[Saved entries]
• • • • • • •
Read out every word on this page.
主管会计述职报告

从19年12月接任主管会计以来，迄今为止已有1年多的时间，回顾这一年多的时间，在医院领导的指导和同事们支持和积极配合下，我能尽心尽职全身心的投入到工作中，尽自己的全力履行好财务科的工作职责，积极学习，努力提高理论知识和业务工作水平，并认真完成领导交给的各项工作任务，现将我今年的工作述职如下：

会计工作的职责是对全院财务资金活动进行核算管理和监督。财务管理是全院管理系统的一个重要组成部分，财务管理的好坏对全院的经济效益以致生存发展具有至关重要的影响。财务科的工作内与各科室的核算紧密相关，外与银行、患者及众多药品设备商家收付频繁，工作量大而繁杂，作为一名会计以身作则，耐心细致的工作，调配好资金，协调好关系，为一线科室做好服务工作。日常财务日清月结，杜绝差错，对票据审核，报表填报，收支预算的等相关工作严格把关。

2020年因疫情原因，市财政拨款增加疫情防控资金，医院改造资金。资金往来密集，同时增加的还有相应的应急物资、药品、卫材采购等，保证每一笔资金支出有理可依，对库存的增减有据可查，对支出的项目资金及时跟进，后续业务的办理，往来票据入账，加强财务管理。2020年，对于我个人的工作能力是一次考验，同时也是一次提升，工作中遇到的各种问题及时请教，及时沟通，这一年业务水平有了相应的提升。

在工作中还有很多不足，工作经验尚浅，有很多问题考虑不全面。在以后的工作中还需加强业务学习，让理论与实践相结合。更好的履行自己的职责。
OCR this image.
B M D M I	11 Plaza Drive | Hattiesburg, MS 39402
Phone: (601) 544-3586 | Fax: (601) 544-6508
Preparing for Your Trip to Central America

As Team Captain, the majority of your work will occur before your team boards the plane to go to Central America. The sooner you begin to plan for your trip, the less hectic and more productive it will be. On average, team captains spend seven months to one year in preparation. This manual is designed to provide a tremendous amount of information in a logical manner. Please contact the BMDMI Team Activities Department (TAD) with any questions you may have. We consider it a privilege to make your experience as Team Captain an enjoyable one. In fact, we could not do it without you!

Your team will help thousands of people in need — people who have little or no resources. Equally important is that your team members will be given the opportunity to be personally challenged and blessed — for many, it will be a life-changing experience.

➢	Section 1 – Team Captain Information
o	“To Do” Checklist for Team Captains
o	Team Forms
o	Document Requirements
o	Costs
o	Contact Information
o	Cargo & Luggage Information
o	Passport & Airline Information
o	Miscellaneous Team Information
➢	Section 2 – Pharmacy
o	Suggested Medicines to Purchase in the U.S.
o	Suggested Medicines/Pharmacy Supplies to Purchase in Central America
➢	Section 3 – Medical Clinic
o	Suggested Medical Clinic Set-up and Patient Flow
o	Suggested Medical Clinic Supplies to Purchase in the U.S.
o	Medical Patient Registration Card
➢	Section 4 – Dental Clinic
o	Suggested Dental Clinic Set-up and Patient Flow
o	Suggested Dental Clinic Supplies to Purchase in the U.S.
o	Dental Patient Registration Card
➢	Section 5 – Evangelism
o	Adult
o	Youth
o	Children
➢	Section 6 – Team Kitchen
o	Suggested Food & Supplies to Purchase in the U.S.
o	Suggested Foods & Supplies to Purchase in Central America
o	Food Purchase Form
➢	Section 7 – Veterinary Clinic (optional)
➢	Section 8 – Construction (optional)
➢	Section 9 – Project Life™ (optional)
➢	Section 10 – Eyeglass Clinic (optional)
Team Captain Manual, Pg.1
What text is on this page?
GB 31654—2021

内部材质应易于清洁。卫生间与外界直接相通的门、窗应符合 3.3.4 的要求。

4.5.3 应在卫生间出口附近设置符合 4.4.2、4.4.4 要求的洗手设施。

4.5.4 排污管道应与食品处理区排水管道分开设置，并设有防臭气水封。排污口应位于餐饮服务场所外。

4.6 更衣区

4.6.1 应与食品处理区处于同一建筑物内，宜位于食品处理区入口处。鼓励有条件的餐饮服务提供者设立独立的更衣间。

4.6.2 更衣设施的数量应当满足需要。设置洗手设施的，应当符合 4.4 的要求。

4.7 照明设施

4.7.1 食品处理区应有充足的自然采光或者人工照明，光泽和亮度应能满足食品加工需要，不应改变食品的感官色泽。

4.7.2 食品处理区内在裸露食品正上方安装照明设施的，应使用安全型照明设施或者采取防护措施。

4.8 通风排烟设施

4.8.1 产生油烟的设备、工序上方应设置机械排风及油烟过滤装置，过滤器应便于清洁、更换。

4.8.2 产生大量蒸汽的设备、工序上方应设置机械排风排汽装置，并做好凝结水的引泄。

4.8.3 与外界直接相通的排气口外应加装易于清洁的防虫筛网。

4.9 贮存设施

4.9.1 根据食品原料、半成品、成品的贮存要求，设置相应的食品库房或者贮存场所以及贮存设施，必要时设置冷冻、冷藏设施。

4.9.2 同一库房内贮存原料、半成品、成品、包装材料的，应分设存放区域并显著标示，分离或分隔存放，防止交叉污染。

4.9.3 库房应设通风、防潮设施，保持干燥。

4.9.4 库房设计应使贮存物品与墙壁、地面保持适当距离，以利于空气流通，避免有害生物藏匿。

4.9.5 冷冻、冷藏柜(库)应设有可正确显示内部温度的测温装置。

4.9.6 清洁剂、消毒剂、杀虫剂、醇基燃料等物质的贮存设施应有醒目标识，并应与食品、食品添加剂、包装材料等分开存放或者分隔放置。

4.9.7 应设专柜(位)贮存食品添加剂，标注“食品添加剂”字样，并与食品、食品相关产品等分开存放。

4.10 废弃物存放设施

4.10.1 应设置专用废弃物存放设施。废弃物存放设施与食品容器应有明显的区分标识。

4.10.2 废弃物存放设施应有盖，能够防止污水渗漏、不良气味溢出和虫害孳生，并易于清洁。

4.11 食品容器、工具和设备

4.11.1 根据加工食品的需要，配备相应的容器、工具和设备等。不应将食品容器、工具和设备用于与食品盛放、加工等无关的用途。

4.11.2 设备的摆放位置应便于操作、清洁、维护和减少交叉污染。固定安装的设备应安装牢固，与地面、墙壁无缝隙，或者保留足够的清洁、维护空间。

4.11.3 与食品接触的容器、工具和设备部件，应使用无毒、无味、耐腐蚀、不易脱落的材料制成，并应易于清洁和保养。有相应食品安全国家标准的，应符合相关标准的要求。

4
• • • • • • •
**Aim of the exercise:** Look through the listing and extract every line with "Patient" in it.

**Task answer:**
o	Suggested Medical Clinic Set-up and Patient Flow
o	Medical Patient Registration Card
o	Suggested Dental Clinic Set-up and Patient Flow
o	Dental Patient Registration Card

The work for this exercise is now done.